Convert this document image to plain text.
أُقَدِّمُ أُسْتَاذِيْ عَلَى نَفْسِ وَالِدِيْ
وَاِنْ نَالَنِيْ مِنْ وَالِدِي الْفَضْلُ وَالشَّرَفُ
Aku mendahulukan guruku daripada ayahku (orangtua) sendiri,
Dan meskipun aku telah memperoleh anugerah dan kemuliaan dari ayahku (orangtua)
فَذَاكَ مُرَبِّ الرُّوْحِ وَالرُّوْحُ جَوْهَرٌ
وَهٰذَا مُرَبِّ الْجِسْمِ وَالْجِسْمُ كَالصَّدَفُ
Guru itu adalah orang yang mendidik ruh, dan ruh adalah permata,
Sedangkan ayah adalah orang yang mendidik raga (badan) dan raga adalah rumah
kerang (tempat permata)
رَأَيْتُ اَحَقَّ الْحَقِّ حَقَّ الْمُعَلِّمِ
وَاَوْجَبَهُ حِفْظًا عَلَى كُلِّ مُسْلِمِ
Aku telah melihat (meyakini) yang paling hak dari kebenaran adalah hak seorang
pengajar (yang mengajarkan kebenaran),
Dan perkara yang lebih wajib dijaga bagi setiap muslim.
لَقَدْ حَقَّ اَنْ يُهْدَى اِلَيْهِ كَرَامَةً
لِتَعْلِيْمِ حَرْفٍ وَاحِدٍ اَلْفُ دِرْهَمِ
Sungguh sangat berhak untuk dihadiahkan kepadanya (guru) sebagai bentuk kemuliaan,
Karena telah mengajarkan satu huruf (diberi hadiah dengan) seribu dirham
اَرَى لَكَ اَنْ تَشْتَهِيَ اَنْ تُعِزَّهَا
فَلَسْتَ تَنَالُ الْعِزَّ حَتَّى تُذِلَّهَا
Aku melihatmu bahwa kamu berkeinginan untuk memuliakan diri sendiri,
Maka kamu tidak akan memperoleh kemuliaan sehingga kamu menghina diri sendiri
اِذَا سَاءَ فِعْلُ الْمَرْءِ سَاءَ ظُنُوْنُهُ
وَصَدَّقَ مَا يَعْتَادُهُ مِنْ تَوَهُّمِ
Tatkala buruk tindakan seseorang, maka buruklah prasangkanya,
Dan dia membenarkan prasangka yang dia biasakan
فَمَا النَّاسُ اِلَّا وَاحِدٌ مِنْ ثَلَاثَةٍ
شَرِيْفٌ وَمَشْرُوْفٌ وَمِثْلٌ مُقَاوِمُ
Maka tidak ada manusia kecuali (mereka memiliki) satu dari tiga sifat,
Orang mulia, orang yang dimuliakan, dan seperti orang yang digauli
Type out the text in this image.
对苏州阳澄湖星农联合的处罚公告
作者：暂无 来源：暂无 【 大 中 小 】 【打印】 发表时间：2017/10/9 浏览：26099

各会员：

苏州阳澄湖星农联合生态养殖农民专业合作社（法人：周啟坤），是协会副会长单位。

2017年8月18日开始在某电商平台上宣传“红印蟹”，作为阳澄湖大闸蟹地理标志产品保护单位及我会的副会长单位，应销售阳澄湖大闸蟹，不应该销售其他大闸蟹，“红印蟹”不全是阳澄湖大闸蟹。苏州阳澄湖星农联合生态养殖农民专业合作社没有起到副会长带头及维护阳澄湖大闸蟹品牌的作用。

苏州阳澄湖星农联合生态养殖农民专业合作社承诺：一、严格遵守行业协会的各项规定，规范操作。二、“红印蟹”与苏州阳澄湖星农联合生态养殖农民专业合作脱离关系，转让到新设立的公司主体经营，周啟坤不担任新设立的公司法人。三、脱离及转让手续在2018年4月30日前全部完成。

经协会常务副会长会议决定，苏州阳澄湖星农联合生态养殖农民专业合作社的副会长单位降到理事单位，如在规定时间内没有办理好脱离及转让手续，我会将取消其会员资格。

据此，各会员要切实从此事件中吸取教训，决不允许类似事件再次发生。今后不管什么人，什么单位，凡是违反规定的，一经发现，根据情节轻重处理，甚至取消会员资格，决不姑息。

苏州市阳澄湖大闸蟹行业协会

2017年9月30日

____

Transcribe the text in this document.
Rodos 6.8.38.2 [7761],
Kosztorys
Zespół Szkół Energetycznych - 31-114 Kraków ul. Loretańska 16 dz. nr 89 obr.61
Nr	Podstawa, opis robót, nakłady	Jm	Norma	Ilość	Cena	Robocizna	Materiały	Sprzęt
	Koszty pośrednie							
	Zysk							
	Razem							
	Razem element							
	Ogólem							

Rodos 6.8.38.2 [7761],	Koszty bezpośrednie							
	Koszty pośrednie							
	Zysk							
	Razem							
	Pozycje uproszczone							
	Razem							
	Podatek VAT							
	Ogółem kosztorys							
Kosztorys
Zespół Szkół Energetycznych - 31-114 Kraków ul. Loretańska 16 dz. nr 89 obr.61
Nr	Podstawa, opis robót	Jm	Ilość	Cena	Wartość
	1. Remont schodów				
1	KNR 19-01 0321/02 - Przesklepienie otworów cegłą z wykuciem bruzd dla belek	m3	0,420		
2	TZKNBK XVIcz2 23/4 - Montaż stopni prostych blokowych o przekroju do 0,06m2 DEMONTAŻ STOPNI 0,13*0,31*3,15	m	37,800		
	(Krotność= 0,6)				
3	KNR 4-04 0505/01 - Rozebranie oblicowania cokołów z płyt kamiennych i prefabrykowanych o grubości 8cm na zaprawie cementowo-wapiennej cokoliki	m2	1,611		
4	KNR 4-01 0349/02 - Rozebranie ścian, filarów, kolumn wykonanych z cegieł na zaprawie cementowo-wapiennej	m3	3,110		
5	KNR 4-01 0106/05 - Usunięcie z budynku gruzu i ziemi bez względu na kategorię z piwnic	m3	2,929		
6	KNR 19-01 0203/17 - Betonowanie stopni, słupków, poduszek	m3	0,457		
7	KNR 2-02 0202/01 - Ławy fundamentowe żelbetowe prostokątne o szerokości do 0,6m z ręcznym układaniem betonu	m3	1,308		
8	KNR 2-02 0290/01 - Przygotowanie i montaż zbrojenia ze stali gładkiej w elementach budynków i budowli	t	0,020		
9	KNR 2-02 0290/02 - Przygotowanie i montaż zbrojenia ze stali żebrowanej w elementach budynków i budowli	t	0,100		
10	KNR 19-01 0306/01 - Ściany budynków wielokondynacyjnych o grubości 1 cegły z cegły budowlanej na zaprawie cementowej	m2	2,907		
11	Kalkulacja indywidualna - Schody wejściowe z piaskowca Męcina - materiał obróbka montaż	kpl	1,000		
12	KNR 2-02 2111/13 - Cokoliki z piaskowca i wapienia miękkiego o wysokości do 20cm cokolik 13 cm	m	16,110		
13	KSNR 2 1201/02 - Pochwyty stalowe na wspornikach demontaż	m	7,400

____

GOAL = Isolate each line of the listing above that includes "robót". Copy it.

EXERCISE RESPONSE =
Nr	Podstawa, opis robót, nakłady	Jm	Norma	Ilość	Cena	Robocizna	Materiały	Sprzęt
Nr	Podstawa, opis robót	Jm	Ilość	Cena	Wartość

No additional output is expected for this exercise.